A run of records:

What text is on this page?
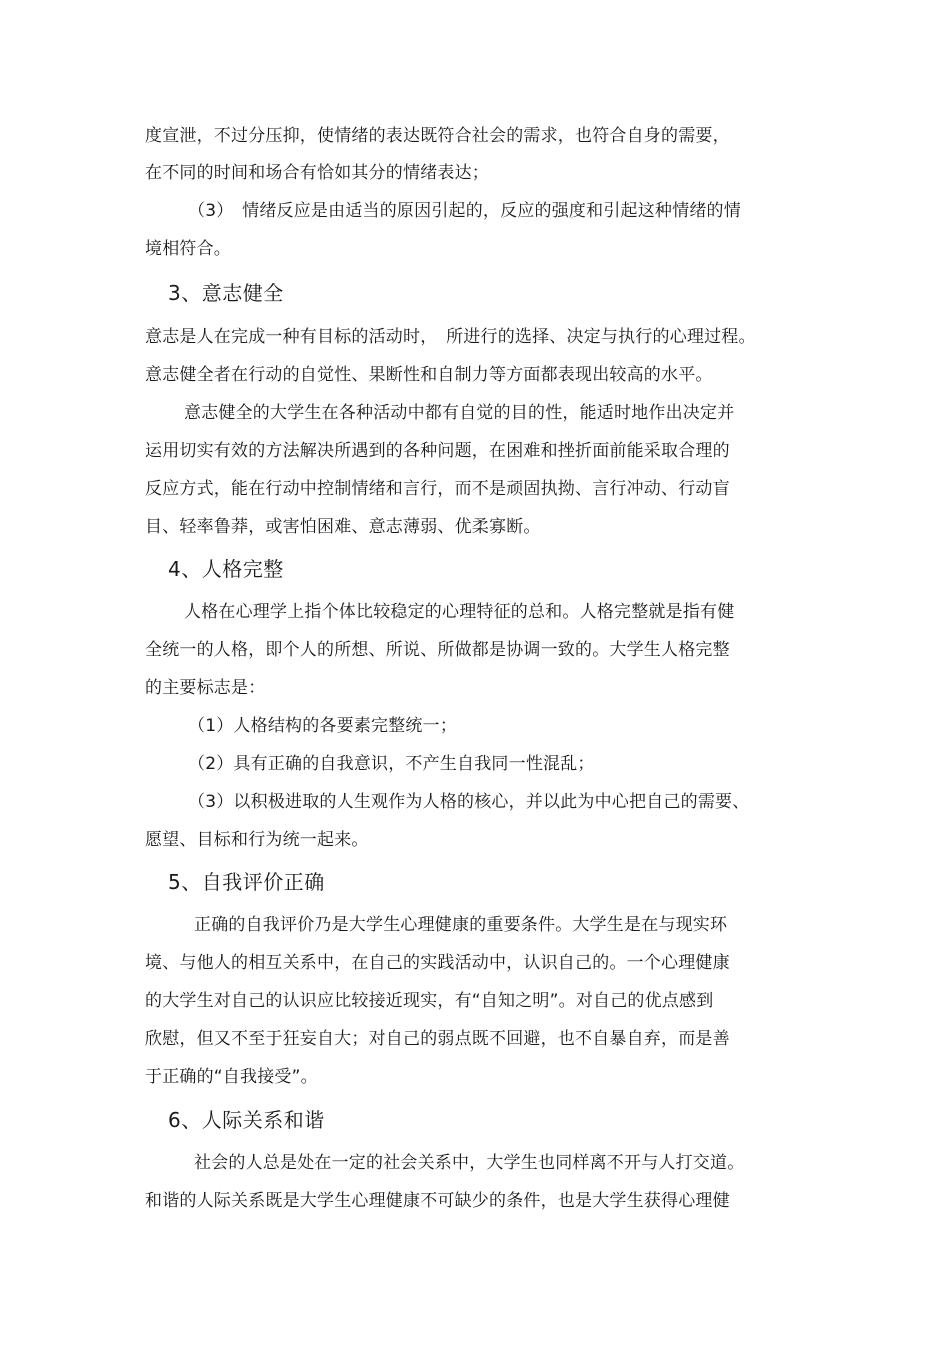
度宣泄，不过分压抑，使情绪的表达既符合社会的需求，也符合自身的需要，
在不同的时间和场合有恰如其分的情绪表达；
（3）　情绪反应是由适当的原因引起的，反应的强度和引起这种情绪的情
境相符合。
3、意志健全
意志是人在完成一种有目标的活动时，　所进行的选择、决定与执行的心理过程。
意志健全者在行动的自觉性、果断性和自制力等方面都表现出较高的水平。
意志健全的大学生在各种活动中都有自觉的目的性，能适时地作出决定并
运用切实有效的方法解决所遇到的各种问题，在困难和挫折面前能采取合理的
反应方式，能在行动中控制情绪和言行，而不是顽固执拗、言行冲动、行动盲
目、轻率鲁莽，或害怕困难、意志薄弱、优柔寡断。
4、人格完整
人格在心理学上指个体比较稳定的心理特征的总和。人格完整就是指有健
全统一的人格，即个人的所想、所说、所做都是协调一致的。大学生人格完整
的主要标志是：
（1）人格结构的各要素完整统一；
（2）具有正确的自我意识，不产生自我同一性混乱；
（3）以积极进取的人生观作为人格的核心，并以此为中心把自己的需要、
愿望、目标和行为统一起来。
5、自我评价正确
正确的自我评价乃是大学生心理健康的重要条件。大学生是在与现实环
境、与他人的相互关系中，在自己的实践活动中，认识自己的。一个心理健康
的大学生对自己的认识应比较接近现实，有“自知之明”。对自己的优点感到
欣慰，但又不至于狂妄自大；对自己的弱点既不回避，也不自暴自弃，而是善
于正确的“自我接受”。
6、人际关系和谐
社会的人总是处在一定的社会关系中，大学生也同样离不开与人打交道。
和谐的人际关系既是大学生心理健康不可缺少的条件，也是大学生获得心理健
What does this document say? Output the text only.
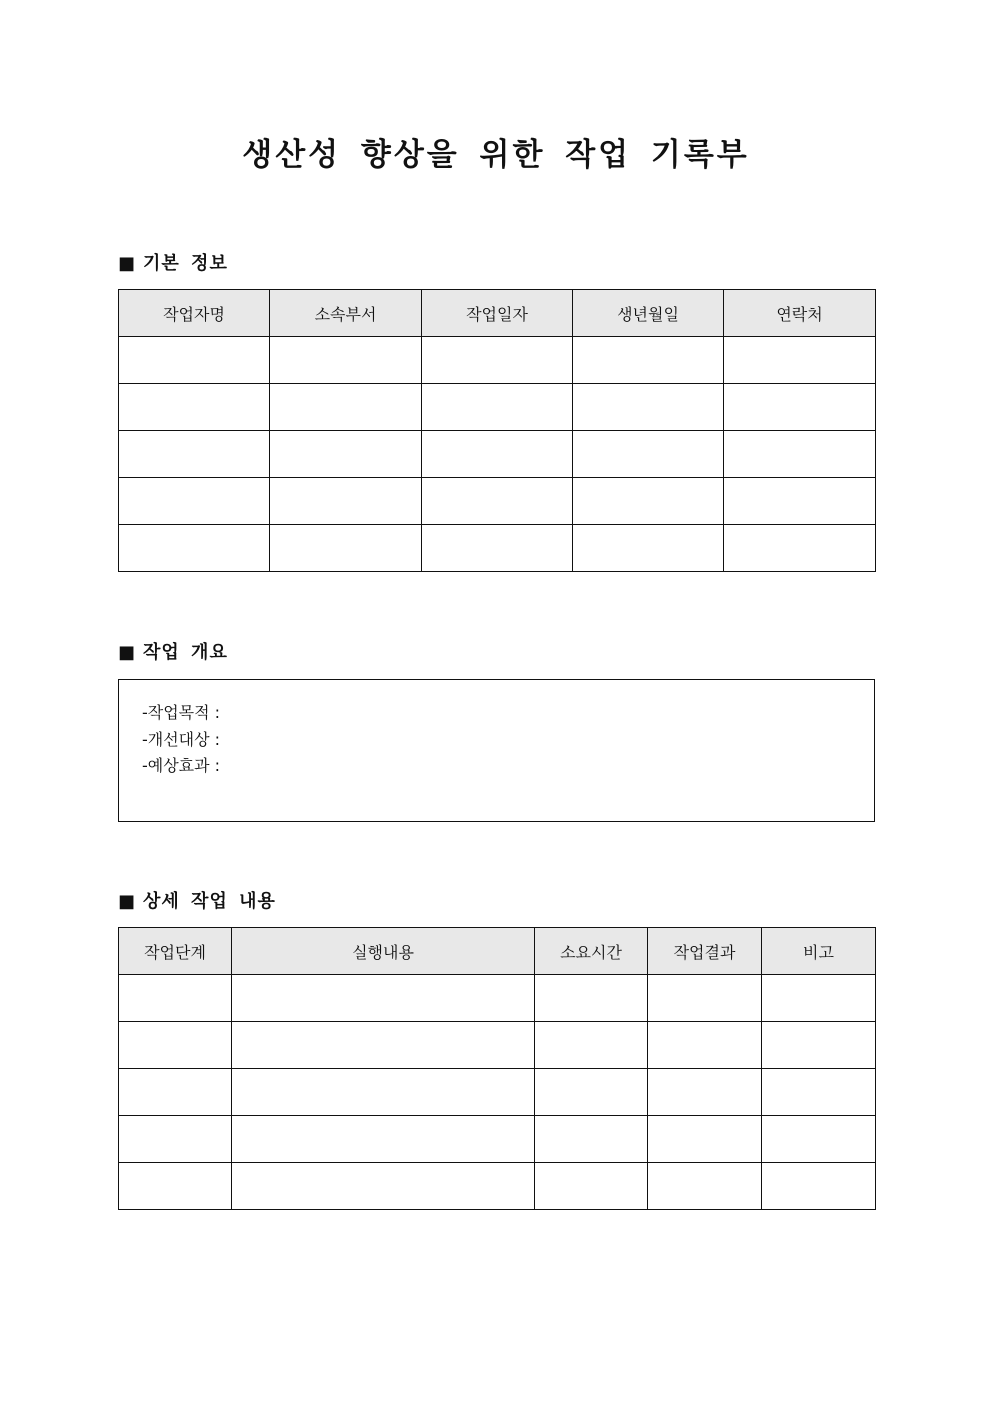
생산성 향상을 위한 작업 기록부
■ 기본 정보
작업자명	소속부서	작업일자	생년월일	연락처

■ 작업 개요
-작업목적 :
-개선대상 :
-예상효과 :
■ 상세 작업 내용
작업단계	실행내용	소요시간	작업결과	비고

→ **TASK REQUIREMENTS**:
With pictures left out, repeat exactly the lines from the line bearing "What does this" through the final line of the records above.

→ **CORRECT OUTPUT**:
What does this document say? Output the text only.
생산성 향상을 위한 작업 기록부
■ 기본 정보
작업자명	소속부서	작업일자	생년월일	연락처

■ 작업 개요
-작업목적 :
-개선대상 :
-예상효과 :
■ 상세 작업 내용
작업단계	실행내용	소요시간	작업결과	비고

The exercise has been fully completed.